SELECTED EXCERPT ->

As opposed to .... China? Korea? Let's talk about the women forced to work in the South Korean prostitution industry shall we? Or China's unique approach to the victims of the Cultural Revolution? Denial ain't just a river in Egypt you know.
domo:"Its new "patriotic" education policy is a joke, and Japan risks being increasingly sidelined in Asia as China takes the lead in regional integration."
Japan is going to be side lined no matter what. It can never ever hope to compete with China. I don't see what the joke is. Japan has a moderately good record of producing history books that cover most issues - even the Rape of Nanjing. Unlike, say, China which bans books that even show Taiwan on the map.
13 March 2007 2:27PM
SeerTaak, Abe's maternal grandfather, Nobusuke Kishi, did time as a class A war criminal, and was not allowed into politics until the americans left japan. As to why he and other politicians with their hands dirty were later in favour with the US it was becuase of their usefulness in establishing a strong anti-communist outpost in Asia.
Re history, are you suggesting that Japan should judge itself against chinese standards? I suggest germany might be a better example. As it is, Japan keeps giving ample excuses to China, Korea etc authorities to stoke anti-japanese sentiments at home to cover for their own shortcomings. Precisely how Japan could avoid being sidelined in Asia is to take the lead on such issues, and capitalise on the great reserves of soft power they have built up in the region.
The reason they are being sidelined is not because it cant compete with China - they are much bigger economically, militarily, culturally, technologically etc etc. They are just too insular.
The joke is this: that when their school results are slipping down in oecd league tables, and bullying and suicides are rife, they are more concerned with instilling "a love of ones country" at school.
13 March 2007 4:59PM
domo:"Abe's maternal grandfather, Nobusuke Kishi, did time as a class A war criminal, and was not allowed into politics until the americans left japan."

EXERCISE GOAL -> Write out the comments on Japan word for word, from "The reason they" to "just too insular.".

RECORD EXCERPTS ->

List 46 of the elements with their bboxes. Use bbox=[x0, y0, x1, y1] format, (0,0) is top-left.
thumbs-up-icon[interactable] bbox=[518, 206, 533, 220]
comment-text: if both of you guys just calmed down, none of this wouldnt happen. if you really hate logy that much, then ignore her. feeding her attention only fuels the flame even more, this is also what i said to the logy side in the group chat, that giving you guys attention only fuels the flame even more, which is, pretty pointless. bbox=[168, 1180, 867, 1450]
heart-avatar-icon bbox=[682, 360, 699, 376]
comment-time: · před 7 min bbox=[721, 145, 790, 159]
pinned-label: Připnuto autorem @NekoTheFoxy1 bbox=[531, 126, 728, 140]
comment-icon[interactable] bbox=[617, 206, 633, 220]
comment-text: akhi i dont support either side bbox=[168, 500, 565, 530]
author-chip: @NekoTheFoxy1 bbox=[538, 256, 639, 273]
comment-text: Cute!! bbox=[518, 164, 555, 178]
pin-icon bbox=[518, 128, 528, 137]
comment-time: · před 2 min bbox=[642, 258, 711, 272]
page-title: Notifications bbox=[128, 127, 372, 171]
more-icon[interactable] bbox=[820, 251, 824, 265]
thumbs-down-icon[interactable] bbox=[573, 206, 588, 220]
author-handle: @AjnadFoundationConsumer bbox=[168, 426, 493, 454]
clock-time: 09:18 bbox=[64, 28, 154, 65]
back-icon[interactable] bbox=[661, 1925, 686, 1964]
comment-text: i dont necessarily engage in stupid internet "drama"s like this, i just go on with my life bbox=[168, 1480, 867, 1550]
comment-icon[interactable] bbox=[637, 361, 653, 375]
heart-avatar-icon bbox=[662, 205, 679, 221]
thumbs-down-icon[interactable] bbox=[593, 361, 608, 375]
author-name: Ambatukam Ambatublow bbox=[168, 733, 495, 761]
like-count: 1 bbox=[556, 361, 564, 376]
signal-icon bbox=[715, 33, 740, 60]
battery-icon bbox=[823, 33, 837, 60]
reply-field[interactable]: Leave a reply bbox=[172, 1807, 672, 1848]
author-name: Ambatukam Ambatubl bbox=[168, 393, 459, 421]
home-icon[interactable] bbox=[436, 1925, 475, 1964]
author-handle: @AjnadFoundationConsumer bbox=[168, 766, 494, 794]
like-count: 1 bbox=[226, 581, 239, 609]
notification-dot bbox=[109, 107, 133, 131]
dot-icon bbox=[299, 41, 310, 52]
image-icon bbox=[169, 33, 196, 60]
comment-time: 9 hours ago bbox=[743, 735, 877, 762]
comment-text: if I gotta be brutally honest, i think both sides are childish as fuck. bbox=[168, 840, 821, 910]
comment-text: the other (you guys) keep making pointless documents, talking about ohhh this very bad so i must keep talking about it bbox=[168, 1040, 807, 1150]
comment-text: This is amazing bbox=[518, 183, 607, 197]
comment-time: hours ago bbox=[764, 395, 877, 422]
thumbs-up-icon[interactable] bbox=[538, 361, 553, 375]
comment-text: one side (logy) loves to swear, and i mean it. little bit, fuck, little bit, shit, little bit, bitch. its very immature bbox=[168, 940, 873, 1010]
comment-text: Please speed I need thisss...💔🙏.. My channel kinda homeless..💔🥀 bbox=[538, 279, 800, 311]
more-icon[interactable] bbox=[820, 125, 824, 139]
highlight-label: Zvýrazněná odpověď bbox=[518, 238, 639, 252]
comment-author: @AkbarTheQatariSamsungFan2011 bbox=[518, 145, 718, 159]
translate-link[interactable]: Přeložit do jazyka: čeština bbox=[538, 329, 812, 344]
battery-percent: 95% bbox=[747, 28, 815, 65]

SOLUTION FOR THIS EXERCISE ->
The reason they are being sidelined is not because it cant compete with China - they are much bigger economically, militarily, culturally, technologically etc etc. They are just too insular.